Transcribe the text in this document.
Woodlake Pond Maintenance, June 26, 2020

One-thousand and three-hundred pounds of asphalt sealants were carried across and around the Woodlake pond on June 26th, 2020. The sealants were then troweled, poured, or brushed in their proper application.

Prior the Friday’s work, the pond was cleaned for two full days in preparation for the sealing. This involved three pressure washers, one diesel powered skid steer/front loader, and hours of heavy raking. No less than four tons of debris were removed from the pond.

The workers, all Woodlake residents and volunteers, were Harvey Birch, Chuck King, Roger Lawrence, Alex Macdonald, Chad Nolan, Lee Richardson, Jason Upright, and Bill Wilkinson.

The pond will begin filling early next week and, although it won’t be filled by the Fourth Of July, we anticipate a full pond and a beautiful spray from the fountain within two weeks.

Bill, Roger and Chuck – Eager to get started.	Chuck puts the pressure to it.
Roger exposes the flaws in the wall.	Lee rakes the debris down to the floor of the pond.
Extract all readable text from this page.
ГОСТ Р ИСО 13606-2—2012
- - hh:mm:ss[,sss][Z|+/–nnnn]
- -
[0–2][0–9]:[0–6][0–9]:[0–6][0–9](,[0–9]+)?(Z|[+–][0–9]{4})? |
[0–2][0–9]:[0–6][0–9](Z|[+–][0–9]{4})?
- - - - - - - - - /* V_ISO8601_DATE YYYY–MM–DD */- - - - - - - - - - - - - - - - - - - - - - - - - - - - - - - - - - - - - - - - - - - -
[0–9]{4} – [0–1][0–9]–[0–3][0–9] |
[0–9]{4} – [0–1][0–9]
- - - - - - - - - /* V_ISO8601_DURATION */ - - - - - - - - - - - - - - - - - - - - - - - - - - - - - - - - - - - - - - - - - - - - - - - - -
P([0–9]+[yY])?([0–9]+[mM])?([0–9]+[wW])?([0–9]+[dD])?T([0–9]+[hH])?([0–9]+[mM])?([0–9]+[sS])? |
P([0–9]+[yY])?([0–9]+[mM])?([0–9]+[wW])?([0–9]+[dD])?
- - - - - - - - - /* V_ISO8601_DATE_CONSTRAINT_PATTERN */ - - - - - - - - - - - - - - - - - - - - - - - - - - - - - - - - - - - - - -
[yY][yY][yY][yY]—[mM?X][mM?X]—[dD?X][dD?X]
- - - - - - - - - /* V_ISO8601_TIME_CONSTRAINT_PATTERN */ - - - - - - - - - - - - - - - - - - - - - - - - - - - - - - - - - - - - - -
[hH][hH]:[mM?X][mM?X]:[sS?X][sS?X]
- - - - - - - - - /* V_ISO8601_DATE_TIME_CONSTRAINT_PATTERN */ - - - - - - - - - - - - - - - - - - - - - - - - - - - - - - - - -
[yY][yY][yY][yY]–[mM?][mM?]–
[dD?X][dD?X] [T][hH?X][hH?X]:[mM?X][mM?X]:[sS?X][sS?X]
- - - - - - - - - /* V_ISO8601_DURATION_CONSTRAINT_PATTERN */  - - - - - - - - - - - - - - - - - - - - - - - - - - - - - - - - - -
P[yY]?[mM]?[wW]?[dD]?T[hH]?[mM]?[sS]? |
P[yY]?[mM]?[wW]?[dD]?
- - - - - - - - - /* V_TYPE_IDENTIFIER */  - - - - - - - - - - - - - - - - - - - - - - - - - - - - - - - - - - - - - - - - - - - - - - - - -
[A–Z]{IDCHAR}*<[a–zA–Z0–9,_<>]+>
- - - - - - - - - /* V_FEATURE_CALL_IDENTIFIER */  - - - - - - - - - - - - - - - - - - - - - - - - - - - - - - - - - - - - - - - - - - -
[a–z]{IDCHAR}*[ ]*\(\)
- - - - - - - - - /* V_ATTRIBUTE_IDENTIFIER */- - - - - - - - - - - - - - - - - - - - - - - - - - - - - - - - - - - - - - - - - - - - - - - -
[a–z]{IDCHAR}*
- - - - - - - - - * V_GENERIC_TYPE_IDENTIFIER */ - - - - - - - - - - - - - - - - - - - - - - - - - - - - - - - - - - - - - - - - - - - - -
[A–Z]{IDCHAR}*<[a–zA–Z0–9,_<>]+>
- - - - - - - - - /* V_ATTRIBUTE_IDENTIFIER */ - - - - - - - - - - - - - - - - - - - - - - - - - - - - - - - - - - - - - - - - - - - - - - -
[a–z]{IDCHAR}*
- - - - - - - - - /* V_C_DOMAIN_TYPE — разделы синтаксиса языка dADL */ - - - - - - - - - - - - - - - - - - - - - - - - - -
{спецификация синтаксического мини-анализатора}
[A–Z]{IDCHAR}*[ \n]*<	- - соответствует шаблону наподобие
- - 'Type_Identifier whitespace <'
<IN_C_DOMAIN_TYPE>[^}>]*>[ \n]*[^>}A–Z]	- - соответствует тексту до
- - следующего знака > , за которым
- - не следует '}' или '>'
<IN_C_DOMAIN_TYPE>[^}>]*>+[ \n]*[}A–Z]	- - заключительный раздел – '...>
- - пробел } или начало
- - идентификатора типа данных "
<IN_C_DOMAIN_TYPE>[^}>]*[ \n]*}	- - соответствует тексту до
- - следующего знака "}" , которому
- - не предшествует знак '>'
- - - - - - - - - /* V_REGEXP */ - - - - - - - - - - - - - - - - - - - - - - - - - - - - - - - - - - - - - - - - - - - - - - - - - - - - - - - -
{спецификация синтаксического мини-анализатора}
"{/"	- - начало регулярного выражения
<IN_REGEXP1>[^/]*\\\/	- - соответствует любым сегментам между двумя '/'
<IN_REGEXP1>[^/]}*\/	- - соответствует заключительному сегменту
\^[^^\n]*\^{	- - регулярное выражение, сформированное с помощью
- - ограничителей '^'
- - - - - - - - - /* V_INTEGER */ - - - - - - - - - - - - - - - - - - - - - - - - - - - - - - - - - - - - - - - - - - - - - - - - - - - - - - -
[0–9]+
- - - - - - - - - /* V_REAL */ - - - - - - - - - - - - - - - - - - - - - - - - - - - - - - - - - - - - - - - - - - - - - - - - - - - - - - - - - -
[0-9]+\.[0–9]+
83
========
Write the data from above out again, exactly.

▶ _EXERCISE SOLUTION_
Transcribe the text in this document.
Woodlake Pond Maintenance, June 26, 2020

One-thousand and three-hundred pounds of asphalt sealants were carried across and around the Woodlake pond on June 26th, 2020. The sealants were then troweled, poured, or brushed in their proper application.

Prior the Friday’s work, the pond was cleaned for two full days in preparation for the sealing. This involved three pressure washers, one diesel powered skid steer/front loader, and hours of heavy raking. No less than four tons of debris were removed from the pond.

The workers, all Woodlake residents and volunteers, were Harvey Birch, Chuck King, Roger Lawrence, Alex Macdonald, Chad Nolan, Lee Richardson, Jason Upright, and Bill Wilkinson.

The pond will begin filling early next week and, although it won’t be filled by the Fourth Of July, we anticipate a full pond and a beautiful spray from the fountain within two weeks.

Bill, Roger and Chuck – Eager to get started.	Chuck puts the pressure to it.
Roger exposes the flaws in the wall.	Lee rakes the debris down to the floor of the pond.
Extract all readable text from this page.
ГОСТ Р ИСО 13606-2—2012
- - hh:mm:ss[,sss][Z|+/–nnnn]
- -
[0–2][0–9]:[0–6][0–9]:[0–6][0–9](,[0–9]+)?(Z|[+–][0–9]{4})? |
[0–2][0–9]:[0–6][0–9](Z|[+–][0–9]{4})?
- - - - - - - - - /* V_ISO8601_DATE YYYY–MM–DD */- - - - - - - - - - - - - - - - - - - - - - - - - - - - - - - - - - - - - - - - - - - -
[0–9]{4} – [0–1][0–9]–[0–3][0–9] |
[0–9]{4} – [0–1][0–9]
- - - - - - - - - /* V_ISO8601_DURATION */ - - - - - - - - - - - - - - - - - - - - - - - - - - - - - - - - - - - - - - - - - - - - - - - - -
P([0–9]+[yY])?([0–9]+[mM])?([0–9]+[wW])?([0–9]+[dD])?T([0–9]+[hH])?([0–9]+[mM])?([0–9]+[sS])? |
P([0–9]+[yY])?([0–9]+[mM])?([0–9]+[wW])?([0–9]+[dD])?
- - - - - - - - - /* V_ISO8601_DATE_CONSTRAINT_PATTERN */ - - - - - - - - - - - - - - - - - - - - - - - - - - - - - - - - - - - - - -
[yY][yY][yY][yY]—[mM?X][mM?X]—[dD?X][dD?X]
- - - - - - - - - /* V_ISO8601_TIME_CONSTRAINT_PATTERN */ - - - - - - - - - - - - - - - - - - - - - - - - - - - - - - - - - - - - - -
[hH][hH]:[mM?X][mM?X]:[sS?X][sS?X]
- - - - - - - - - /* V_ISO8601_DATE_TIME_CONSTRAINT_PATTERN */ - - - - - - - - - - - - - - - - - - - - - - - - - - - - - - - - -
[yY][yY][yY][yY]–[mM?][mM?]–
[dD?X][dD?X] [T][hH?X][hH?X]:[mM?X][mM?X]:[sS?X][sS?X]
- - - - - - - - - /* V_ISO8601_DURATION_CONSTRAINT_PATTERN */  - - - - - - - - - - - - - - - - - - - - - - - - - - - - - - - - - -
P[yY]?[mM]?[wW]?[dD]?T[hH]?[mM]?[sS]? |
P[yY]?[mM]?[wW]?[dD]?
- - - - - - - - - /* V_TYPE_IDENTIFIER */  - - - - - - - - - - - - - - - - - - - - - - - - - - - - - - - - - - - - - - - - - - - - - - - - -
[A–Z]{IDCHAR}*<[a–zA–Z0–9,_<>]+>
- - - - - - - - - /* V_FEATURE_CALL_IDENTIFIER */  - - - - - - - - - - - - - - - - - - - - - - - - - - - - - - - - - - - - - - - - - - -
[a–z]{IDCHAR}*[ ]*\(\)
- - - - - - - - - /* V_ATTRIBUTE_IDENTIFIER */- - - - - - - - - - - - - - - - - - - - - - - - - - - - - - - - - - - - - - - - - - - - - - - -
[a–z]{IDCHAR}*
- - - - - - - - - * V_GENERIC_TYPE_IDENTIFIER */ - - - - - - - - - - - - - - - - - - - - - - - - - - - - - - - - - - - - - - - - - - - - -
[A–Z]{IDCHAR}*<[a–zA–Z0–9,_<>]+>
- - - - - - - - - /* V_ATTRIBUTE_IDENTIFIER */ - - - - - - - - - - - - - - - - - - - - - - - - - - - - - - - - - - - - - - - - - - - - - - -
[a–z]{IDCHAR}*
- - - - - - - - - /* V_C_DOMAIN_TYPE — разделы синтаксиса языка dADL */ - - - - - - - - - - - - - - - - - - - - - - - - - -
{спецификация синтаксического мини-анализатора}
[A–Z]{IDCHAR}*[ \n]*<	- - соответствует шаблону наподобие
- - 'Type_Identifier whitespace <'
<IN_C_DOMAIN_TYPE>[^}>]*>[ \n]*[^>}A–Z]	- - соответствует тексту до
- - следующего знака > , за которым
- - не следует '}' или '>'
<IN_C_DOMAIN_TYPE>[^}>]*>+[ \n]*[}A–Z]	- - заключительный раздел – '...>
- - пробел } или начало
- - идентификатора типа данных "
<IN_C_DOMAIN_TYPE>[^}>]*[ \n]*}	- - соответствует тексту до
- - следующего знака "}" , которому
- - не предшествует знак '>'
- - - - - - - - - /* V_REGEXP */ - - - - - - - - - - - - - - - - - - - - - - - - - - - - - - - - - - - - - - - - - - - - - - - - - - - - - - - -
{спецификация синтаксического мини-анализатора}
"{/"	- - начало регулярного выражения
<IN_REGEXP1>[^/]*\\\/	- - соответствует любым сегментам между двумя '/'
<IN_REGEXP1>[^/]}*\/	- - соответствует заключительному сегменту
\^[^^\n]*\^{	- - регулярное выражение, сформированное с помощью
- - ограничителей '^'
- - - - - - - - - /* V_INTEGER */ - - - - - - - - - - - - - - - - - - - - - - - - - - - - - - - - - - - - - - - - - - - - - - - - - - - - - - -
[0–9]+
- - - - - - - - - /* V_REAL */ - - - - - - - - - - - - - - - - - - - - - - - - - - - - - - - - - - - - - - - - - - - - - - - - - - - - - - - - - -
[0-9]+\.[0–9]+
83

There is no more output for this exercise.